- Record set -
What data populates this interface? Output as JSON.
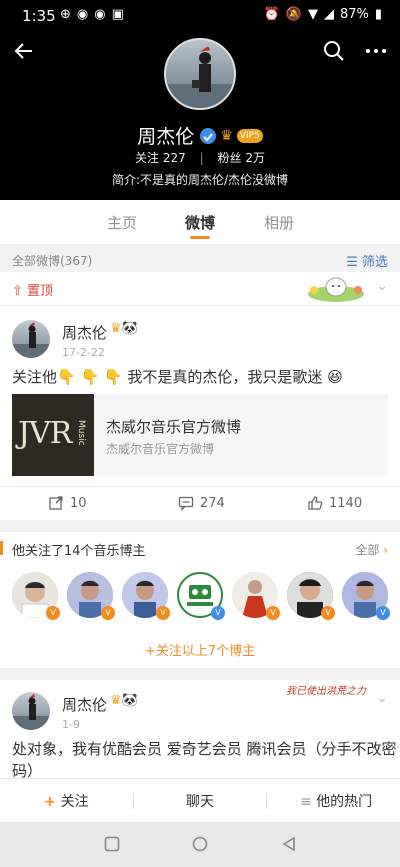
{
  "status_bar": {
    "time": "1:35",
    "battery": "87%"
  },
  "profile": {
    "name": "周杰伦",
    "vip": "VIP5",
    "following_label": "关注",
    "following_count": "227",
    "followers_label": "粉丝",
    "followers_count": "2万",
    "bio": "简介:不是真的周杰伦/杰伦没微博"
  },
  "tabs": [
    {
      "label": "主页"
    },
    {
      "label": "微博"
    },
    {
      "label": "相册"
    }
  ],
  "feed": {
    "count_label": "全部微博(367)",
    "filter_label": "筛选",
    "pinned_label": "置顶"
  },
  "post1": {
    "author": "周杰伦",
    "date": "17-2-22",
    "text": "关注他👇 👇 👇 我不是真的杰伦，我只是歌迷 😆",
    "share_title": "杰威尔音乐官方微博",
    "share_subtitle": "杰威尔音乐官方微博",
    "share_thumb_text": "JVR",
    "share_thumb_sub": "Music",
    "reposts": "10",
    "comments": "274",
    "likes": "1140"
  },
  "music": {
    "heading": "他关注了14个音乐博主",
    "all_label": "全部",
    "follow_all_label": "+关注以上7个博主",
    "avatars": [
      {
        "color": "#c9a78c"
      },
      {
        "color": "#9aa0c6"
      },
      {
        "color": "#a8b0d6"
      },
      {
        "color": "#2e8a3e"
      },
      {
        "color": "#c8361f"
      },
      {
        "color": "#3a3a3a"
      },
      {
        "color": "#8f97c7"
      }
    ]
  },
  "post2": {
    "author": "周杰伦",
    "date": "1-9",
    "sticker_text": "我已使出洪荒之力",
    "text_line1": "处对象，我有优酷会员 爱奇艺会员 腾讯会员（分手不改密",
    "text_line2": "码）"
  },
  "bottom_bar": {
    "follow_label": "关注",
    "chat_label": "聊天",
    "hot_label": "他的热门"
  },
  "colors": {
    "accent": "#f38b1f",
    "link": "#4a7cc0",
    "pin": "#e0443a"
  }
}
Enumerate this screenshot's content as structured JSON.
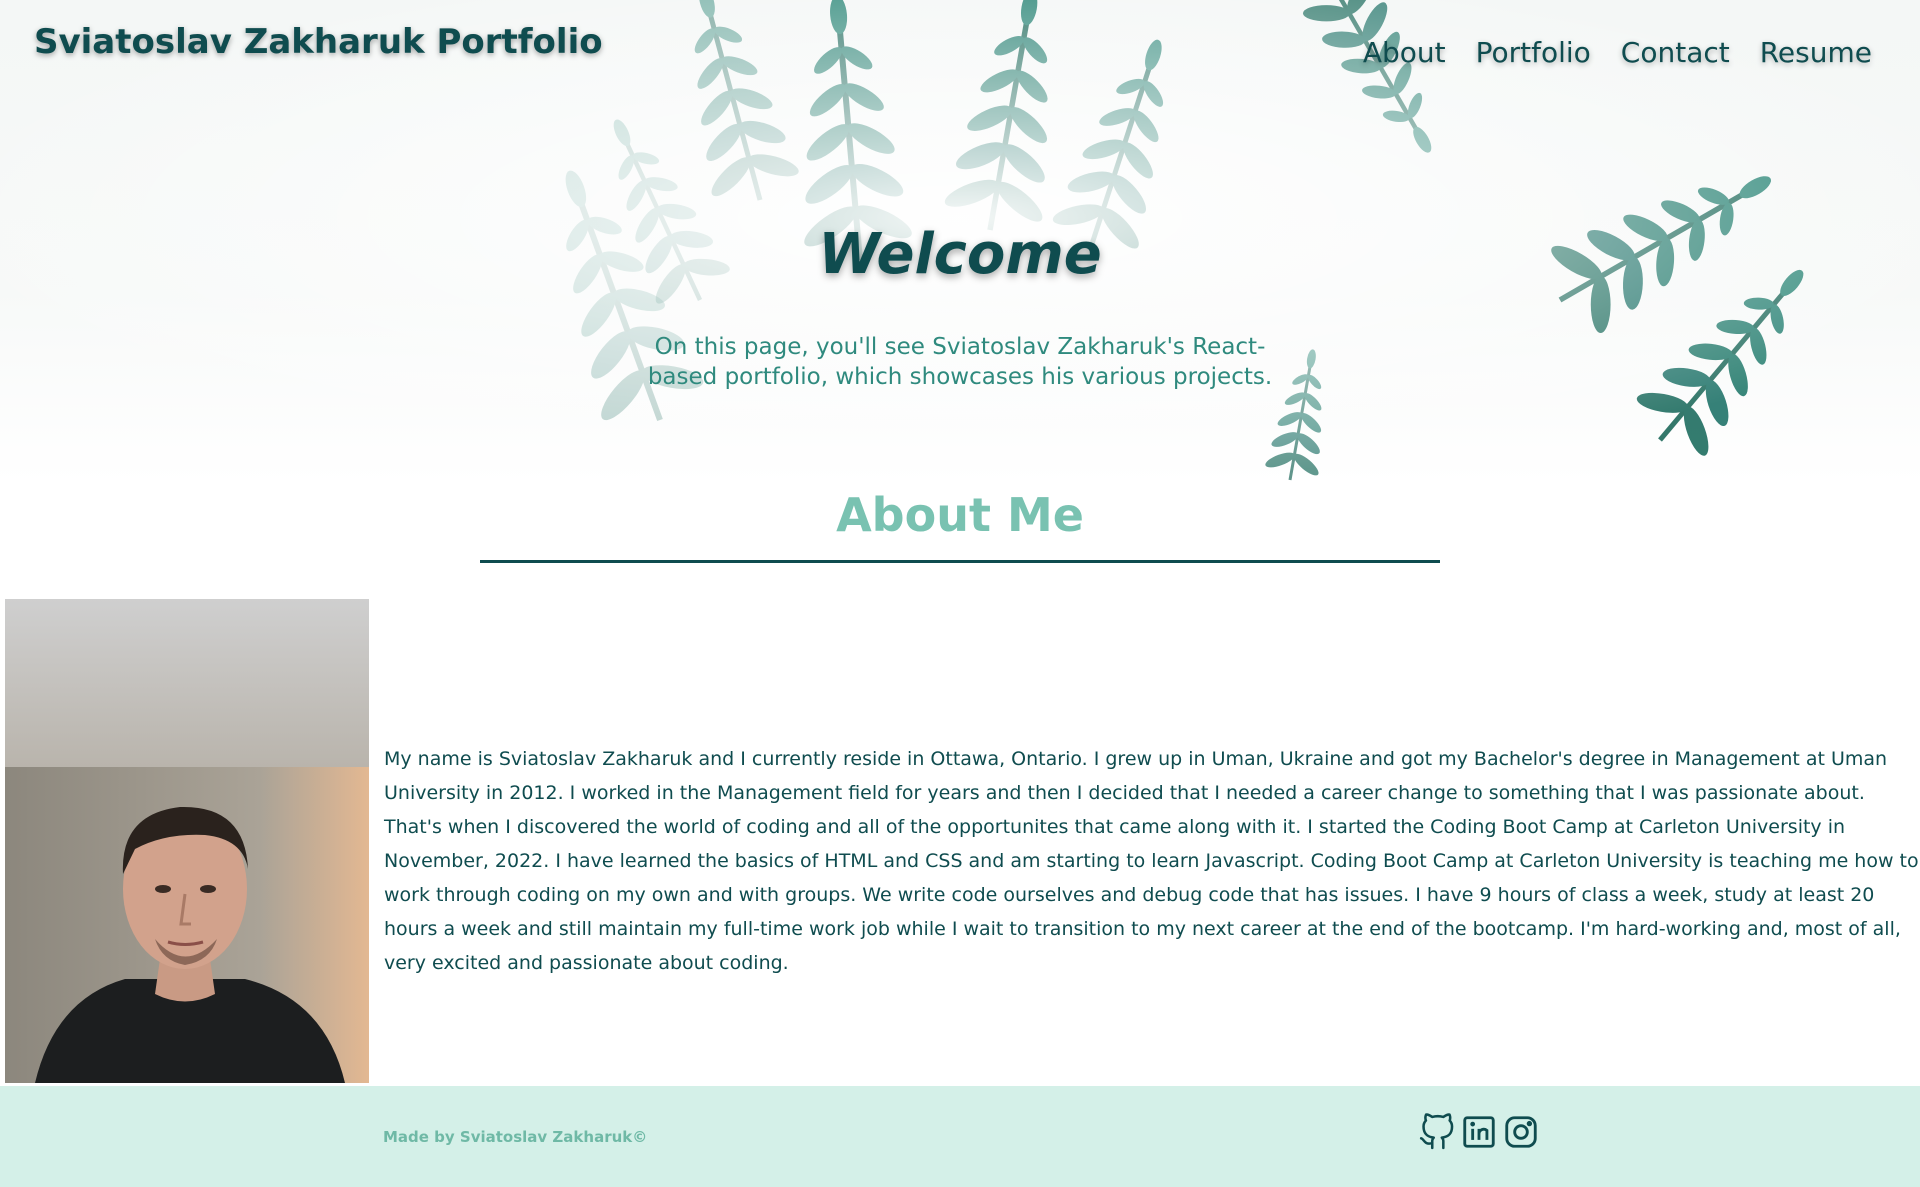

- Work required -
Output all of the records exactly as they appear above, but not the pictures.

- Result -
What data populates this interface? Output as JSON.
{
  "status_bar": {
    "time": "1:35",
    "battery": "87%"
  },
  "profile": {
    "name": "周杰伦",
    "vip": "VIP5",
    "following_label": "关注",
    "following_count": "227",
    "followers_label": "粉丝",
    "followers_count": "2万",
    "bio": "简介:不是真的周杰伦/杰伦没微博"
  },
  "tabs": [
    {
      "label": "主页"
    },
    {
      "label": "微博"
    },
    {
      "label": "相册"
    }
  ],
  "feed": {
    "count_label": "全部微博(367)",
    "filter_label": "筛选",
    "pinned_label": "置顶"
  },
  "post1": {
    "author": "周杰伦",
    "date": "17-2-22",
    "text": "关注他👇 👇 👇 我不是真的杰伦，我只是歌迷 😆",
    "share_title": "杰威尔音乐官方微博",
    "share_subtitle": "杰威尔音乐官方微博",
    "share_thumb_text": "JVR",
    "share_thumb_sub": "Music",
    "reposts": "10",
    "comments": "274",
    "likes": "1140"
  },
  "music": {
    "heading": "他关注了14个音乐博主",
    "all_label": "全部",
    "follow_all_label": "+关注以上7个博主",
    "avatars": [
      {
        "color": "#c9a78c"
      },
      {
        "color": "#9aa0c6"
      },
      {
        "color": "#a8b0d6"
      },
      {
        "color": "#2e8a3e"
      },
      {
        "color": "#c8361f"
      },
      {
        "color": "#3a3a3a"
      },
      {
        "color": "#8f97c7"
      }
    ]
  },
  "post2": {
    "author": "周杰伦",
    "date": "1-9",
    "sticker_text": "我已使出洪荒之力",
    "text_line1": "处对象，我有优酷会员 爱奇艺会员 腾讯会员（分手不改密",
    "text_line2": "码）"
  },
  "bottom_bar": {
    "follow_label": "关注",
    "chat_label": "聊天",
    "hot_label": "他的热门"
  },
  "colors": {
    "accent": "#f38b1f",
    "link": "#4a7cc0",
    "pin": "#e0443a"
  }
}
Enumerate this screenshot's content as structured JSON.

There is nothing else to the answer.